## WHAT THE TASK ASKS
Convert the rows below into a two-column CSV with the headers description and locations, one CSV record per row. Put each row's text under description and its answer under locations, each in a single quoted field with line breaks replaced by spaces.

## EXERCISE MATERIALS
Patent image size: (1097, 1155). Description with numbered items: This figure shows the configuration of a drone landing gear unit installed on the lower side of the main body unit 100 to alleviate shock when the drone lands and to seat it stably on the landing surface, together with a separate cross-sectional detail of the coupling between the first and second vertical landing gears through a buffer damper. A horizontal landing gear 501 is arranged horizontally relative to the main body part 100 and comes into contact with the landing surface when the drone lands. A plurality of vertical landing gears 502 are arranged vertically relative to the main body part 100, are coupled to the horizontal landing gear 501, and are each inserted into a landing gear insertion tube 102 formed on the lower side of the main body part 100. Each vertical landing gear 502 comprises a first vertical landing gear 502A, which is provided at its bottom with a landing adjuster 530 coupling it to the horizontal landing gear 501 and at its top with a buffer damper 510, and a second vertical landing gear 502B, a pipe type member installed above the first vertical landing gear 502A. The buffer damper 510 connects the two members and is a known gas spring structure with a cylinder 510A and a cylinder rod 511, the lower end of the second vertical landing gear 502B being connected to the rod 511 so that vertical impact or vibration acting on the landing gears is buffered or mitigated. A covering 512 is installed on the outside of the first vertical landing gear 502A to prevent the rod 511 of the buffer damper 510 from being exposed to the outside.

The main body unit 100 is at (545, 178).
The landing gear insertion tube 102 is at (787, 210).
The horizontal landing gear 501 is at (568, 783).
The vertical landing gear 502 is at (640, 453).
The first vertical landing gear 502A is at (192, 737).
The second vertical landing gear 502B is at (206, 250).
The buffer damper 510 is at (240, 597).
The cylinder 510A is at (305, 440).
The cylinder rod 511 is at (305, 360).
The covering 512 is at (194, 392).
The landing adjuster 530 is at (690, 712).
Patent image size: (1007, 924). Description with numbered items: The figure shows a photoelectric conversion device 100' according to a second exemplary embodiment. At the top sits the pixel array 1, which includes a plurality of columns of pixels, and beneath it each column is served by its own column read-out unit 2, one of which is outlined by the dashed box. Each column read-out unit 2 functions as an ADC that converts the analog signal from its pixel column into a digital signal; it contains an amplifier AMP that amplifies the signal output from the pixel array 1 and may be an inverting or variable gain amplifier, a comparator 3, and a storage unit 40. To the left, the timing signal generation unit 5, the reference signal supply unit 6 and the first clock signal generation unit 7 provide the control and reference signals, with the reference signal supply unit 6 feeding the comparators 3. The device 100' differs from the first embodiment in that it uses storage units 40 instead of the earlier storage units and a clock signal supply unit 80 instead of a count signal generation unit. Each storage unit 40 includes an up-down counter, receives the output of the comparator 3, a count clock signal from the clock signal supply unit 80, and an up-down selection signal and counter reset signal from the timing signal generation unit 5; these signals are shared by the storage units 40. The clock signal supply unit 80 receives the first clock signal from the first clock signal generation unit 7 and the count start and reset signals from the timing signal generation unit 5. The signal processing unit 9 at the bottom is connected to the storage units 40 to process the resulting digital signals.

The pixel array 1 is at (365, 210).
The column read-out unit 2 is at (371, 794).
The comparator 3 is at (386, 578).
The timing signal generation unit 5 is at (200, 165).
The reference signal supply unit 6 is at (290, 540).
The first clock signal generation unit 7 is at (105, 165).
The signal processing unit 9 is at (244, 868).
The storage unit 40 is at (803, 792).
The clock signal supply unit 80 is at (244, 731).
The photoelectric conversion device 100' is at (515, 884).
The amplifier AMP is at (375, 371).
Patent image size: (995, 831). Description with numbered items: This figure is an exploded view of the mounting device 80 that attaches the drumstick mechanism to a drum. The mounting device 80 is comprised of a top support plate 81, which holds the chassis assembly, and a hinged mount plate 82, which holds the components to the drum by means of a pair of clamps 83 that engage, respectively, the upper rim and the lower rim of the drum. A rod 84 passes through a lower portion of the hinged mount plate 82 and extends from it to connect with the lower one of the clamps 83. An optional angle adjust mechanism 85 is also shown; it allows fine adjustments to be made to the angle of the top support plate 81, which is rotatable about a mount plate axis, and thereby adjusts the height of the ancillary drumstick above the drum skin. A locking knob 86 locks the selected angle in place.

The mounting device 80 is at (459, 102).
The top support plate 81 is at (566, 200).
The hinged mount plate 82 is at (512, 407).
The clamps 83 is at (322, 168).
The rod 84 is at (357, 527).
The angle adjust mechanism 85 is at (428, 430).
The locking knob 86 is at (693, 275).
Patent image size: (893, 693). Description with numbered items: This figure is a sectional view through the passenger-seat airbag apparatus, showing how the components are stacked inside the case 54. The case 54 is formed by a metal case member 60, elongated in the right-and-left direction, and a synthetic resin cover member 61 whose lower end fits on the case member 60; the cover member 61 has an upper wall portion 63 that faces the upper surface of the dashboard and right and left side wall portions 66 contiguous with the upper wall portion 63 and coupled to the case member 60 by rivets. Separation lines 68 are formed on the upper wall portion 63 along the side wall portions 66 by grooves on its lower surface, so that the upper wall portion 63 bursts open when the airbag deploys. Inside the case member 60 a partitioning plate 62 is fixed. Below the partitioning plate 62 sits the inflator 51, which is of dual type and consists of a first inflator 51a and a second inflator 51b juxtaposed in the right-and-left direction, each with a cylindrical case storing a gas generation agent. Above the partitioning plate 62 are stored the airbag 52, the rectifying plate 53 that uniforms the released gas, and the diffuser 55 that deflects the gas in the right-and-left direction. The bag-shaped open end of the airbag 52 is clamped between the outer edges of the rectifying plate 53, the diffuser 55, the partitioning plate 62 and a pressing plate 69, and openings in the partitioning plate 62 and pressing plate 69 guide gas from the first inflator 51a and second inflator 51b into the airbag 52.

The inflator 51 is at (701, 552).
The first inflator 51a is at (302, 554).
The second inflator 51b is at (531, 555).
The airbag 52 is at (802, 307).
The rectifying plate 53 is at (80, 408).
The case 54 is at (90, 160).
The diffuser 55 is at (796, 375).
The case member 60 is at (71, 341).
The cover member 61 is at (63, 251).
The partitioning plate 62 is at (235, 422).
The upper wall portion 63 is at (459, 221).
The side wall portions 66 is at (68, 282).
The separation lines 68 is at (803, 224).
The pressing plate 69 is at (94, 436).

## EXERCISE RESULT
description,locations
"Patent image size: (1097, 1155). Description with numbered items: This figure shows the configuration of a drone landing gear unit installed on the lower side of the main body unit 100 to alleviate shock when the drone lands and to seat it stably on the landing surface, together with a separate cross-sectional detail of the coupling between the first and second vertical landing gears through a buffer damper. A horizontal landing gear 501 is arranged horizontally relative to the main body part 100 and comes into contact with the landing surface when the drone lands. A plurality of vertical landing gears 502 are arranged vertically relative to the main body part 100, are coupled to the horizontal landing gear 501, and are each inserted into a landing gear insertion tube 102 formed on the lower side of the main body part 100. Each vertical landing gear 502 comprises a first vertical landing gear 502A, which is provided at its bottom with a landing adjuster 530 coupling it to the horizontal landing gear 501 and at its top with a buffer damper 510, and a second vertical landing gear 502B, a pipe type member installed above the first vertical landing gear 502A. The buffer damper 510 connects the two members and is a known gas spring structure with a cylinder 510A and a cylinder rod 511, the lower end of the second vertical landing gear 502B being connected to the rod 511 so that vertical impact or vibration acting on the landing gears is buffered or mitigated. A covering 512 is installed on the outside of the first vertical landing gear 502A to prevent the rod 511 of the buffer damper 510 from being exposed to the outside.","The main body unit 100 is at (545, 178). The landing gear insertion tube 102 is at (787, 210). The horizontal landing gear 501 is at (568, 783). The vertical landing gear 502 is at (640, 453). The first vertical landing gear 502A is at (192, 737). The second vertical landing gear 502B is at (206, 250). The buffer damper 510 is at (240, 597). The cylinder 510A is at (305, 440). The cylinder rod 511 is at (305, 360). The covering 512 is at (194, 392). The landing adjuster 530 is at (690, 712)."
"Patent image size: (1007, 924). Description with numbered items: The figure shows a photoelectric conversion device 100' according to a second exemplary embodiment. At the top sits the pixel array 1, which includes a plurality of columns of pixels, and beneath it each column is served by its own column read-out unit 2, one of which is outlined by the dashed box. Each column read-out unit 2 functions as an ADC that converts the analog signal from its pixel column into a digital signal; it contains an amplifier AMP that amplifies the signal output from the pixel array 1 and may be an inverting or variable gain amplifier, a comparator 3, and a storage unit 40. To the left, the timing signal generation unit 5, the reference signal supply unit 6 and the first clock signal generation unit 7 provide the control and reference signals, with the reference signal supply unit 6 feeding the comparators 3. The device 100' differs from the first embodiment in that it uses storage units 40 instead of the earlier storage units and a clock signal supply unit 80 instead of a count signal generation unit. Each storage unit 40 includes an up-down counter, receives the output of the comparator 3, a count clock signal from the clock signal supply unit 80, and an up-down selection signal and counter reset signal from the timing signal generation unit 5; these signals are shared by the storage units 40. The clock signal supply unit 80 receives the first clock signal from the first clock signal generation unit 7 and the count start and reset signals from the timing signal generation unit 5. The signal processing unit 9 at the bottom is connected to the storage units 40 to process the resulting digital signals.","The pixel array 1 is at (365, 210). The column read-out unit 2 is at (371, 794). The comparator 3 is at (386, 578). The timing signal generation unit 5 is at (200, 165). The reference signal supply unit 6 is at (290, 540). The first clock signal generation unit 7 is at (105, 165). The signal processing unit 9 is at (244, 868). The storage unit 40 is at (803, 792). The clock signal supply unit 80 is at (244, 731). The photoelectric conversion device 100' is at (515, 884). The amplifier AMP is at (375, 371)."
"Patent image size: (995, 831). Description with numbered items: This figure is an exploded view of the mounting device 80 that attaches the drumstick mechanism to a drum. The mounting device 80 is comprised of a top support plate 81, which holds the chassis assembly, and a hinged mount plate 82, which holds the components to the drum by means of a pair of clamps 83 that engage, respectively, the upper rim and the lower rim of the drum. A rod 84 passes through a lower portion of the hinged mount plate 82 and extends from it to connect with the lower one of the clamps 83. An optional angle adjust mechanism 85 is also shown; it allows fine adjustments to be made to the angle of the top support plate 81, which is rotatable about a mount plate axis, and thereby adjusts the height of the ancillary drumstick above the drum skin. A locking knob 86 locks the selected angle in place.","The mounting device 80 is at (459, 102). The top support plate 81 is at (566, 200). The hinged mount plate 82 is at (512, 407). The clamps 83 is at (322, 168). The rod 84 is at (357, 527). The angle adjust mechanism 85 is at (428, 430). The locking knob 86 is at (693, 275)."
"Patent image size: (893, 693). Description with numbered items: This figure is a sectional view through the passenger-seat airbag apparatus, showing how the components are stacked inside the case 54. The case 54 is formed by a metal case member 60, elongated in the right-and-left direction, and a synthetic resin cover member 61 whose lower end fits on the case member 60; the cover member 61 has an upper wall portion 63 that faces the upper surface of the dashboard and right and left side wall portions 66 contiguous with the upper wall portion 63 and coupled to the case member 60 by rivets. Separation lines 68 are formed on the upper wall portion 63 along the side wall portions 66 by grooves on its lower surface, so that the upper wall portion 63 bursts open when the airbag deploys. Inside the case member 60 a partitioning plate 62 is fixed. Below the partitioning plate 62 sits the inflator 51, which is of dual type and consists of a first inflator 51a and a second inflator 51b juxtaposed in the right-and-left direction, each with a cylindrical case storing a gas generation agent. Above the partitioning plate 62 are stored the airbag 52, the rectifying plate 53 that uniforms the released gas, and the diffuser 55 that deflects the gas in the right-and-left direction. The bag-shaped open end of the airbag 52 is clamped between the outer edges of the rectifying plate 53, the diffuser 55, the partitioning plate 62 and a pressing plate 69, and openings in the partitioning plate 62 and pressing plate 69 guide gas from the first inflator 51a and second inflator 51b into the airbag 52.","The inflator 51 is at (701, 552). The first inflator 51a is at (302, 554). The second inflator 51b is at (531, 555). The airbag 52 is at (802, 307). The rectifying plate 53 is at (80, 408). The case 54 is at (90, 160). The diffuser 55 is at (796, 375). The case member 60 is at (71, 341). The cover member 61 is at (63, 251). The partitioning plate 62 is at (235, 422). The upper wall portion 63 is at (459, 221). The side wall portions 66 is at (68, 282). The separation lines 68 is at (803, 224). The pressing plate 69 is at (94, 436)."